> **WHAT YOU SHOULD DO**
Extract, from the listing that follows, each line containing the word "region".

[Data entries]
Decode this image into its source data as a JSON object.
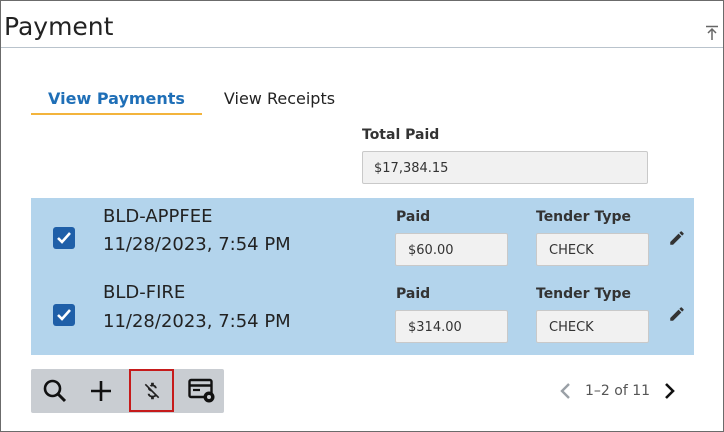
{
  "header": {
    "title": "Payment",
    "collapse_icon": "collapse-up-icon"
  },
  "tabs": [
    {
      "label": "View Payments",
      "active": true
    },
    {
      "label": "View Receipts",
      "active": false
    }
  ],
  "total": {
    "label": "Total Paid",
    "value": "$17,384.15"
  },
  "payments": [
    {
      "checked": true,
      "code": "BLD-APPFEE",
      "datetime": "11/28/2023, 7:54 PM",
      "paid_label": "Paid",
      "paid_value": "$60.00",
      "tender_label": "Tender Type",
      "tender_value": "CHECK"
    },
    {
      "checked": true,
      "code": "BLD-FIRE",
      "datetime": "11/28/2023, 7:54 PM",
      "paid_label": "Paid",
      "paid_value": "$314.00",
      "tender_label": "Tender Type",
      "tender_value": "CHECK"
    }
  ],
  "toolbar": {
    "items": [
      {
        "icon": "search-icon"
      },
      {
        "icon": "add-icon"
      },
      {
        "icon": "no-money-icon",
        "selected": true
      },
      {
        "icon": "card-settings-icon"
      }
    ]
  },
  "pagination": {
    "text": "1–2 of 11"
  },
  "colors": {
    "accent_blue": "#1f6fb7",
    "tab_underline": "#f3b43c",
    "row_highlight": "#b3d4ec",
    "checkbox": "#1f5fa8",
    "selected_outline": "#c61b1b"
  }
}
==
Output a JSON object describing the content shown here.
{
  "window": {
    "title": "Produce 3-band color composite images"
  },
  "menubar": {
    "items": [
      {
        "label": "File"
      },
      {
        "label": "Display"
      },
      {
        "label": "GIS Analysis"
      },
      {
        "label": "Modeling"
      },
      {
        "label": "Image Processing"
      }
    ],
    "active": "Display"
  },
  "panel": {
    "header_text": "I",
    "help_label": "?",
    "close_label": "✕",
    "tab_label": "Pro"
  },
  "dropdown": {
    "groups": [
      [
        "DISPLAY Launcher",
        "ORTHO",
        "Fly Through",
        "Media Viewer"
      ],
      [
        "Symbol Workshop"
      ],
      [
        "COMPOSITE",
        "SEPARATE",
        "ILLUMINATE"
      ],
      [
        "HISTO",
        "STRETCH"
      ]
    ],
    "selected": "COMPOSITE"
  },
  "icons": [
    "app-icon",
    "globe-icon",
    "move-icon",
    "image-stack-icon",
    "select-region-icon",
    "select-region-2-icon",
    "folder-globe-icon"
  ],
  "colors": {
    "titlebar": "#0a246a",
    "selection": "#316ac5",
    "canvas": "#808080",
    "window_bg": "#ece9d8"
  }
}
---
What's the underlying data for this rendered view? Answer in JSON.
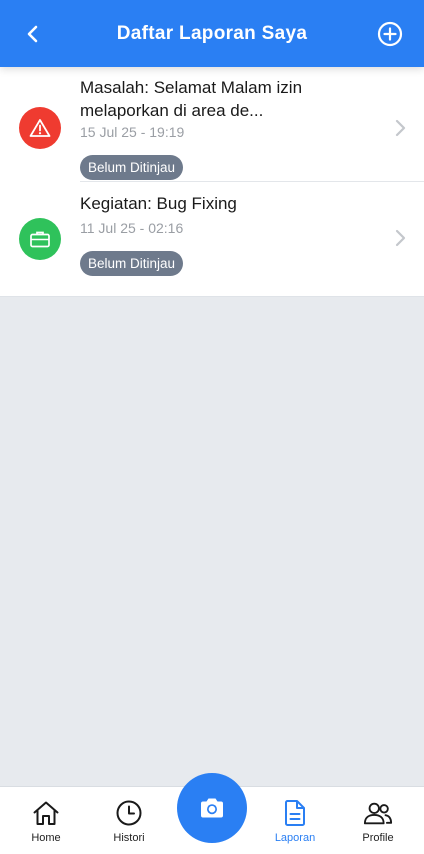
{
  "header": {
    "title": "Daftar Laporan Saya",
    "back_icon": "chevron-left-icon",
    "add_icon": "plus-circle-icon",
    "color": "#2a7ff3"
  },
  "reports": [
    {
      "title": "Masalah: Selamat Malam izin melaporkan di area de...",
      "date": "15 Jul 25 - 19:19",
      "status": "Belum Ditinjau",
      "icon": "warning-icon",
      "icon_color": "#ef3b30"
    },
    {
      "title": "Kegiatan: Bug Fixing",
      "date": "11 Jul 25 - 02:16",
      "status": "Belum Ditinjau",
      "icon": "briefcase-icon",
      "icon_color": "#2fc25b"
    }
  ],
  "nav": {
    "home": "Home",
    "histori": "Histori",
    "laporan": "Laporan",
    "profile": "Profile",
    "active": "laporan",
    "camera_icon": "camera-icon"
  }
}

> **TASK RESULT**
    "select-region-icon",
    "select-region-2-icon",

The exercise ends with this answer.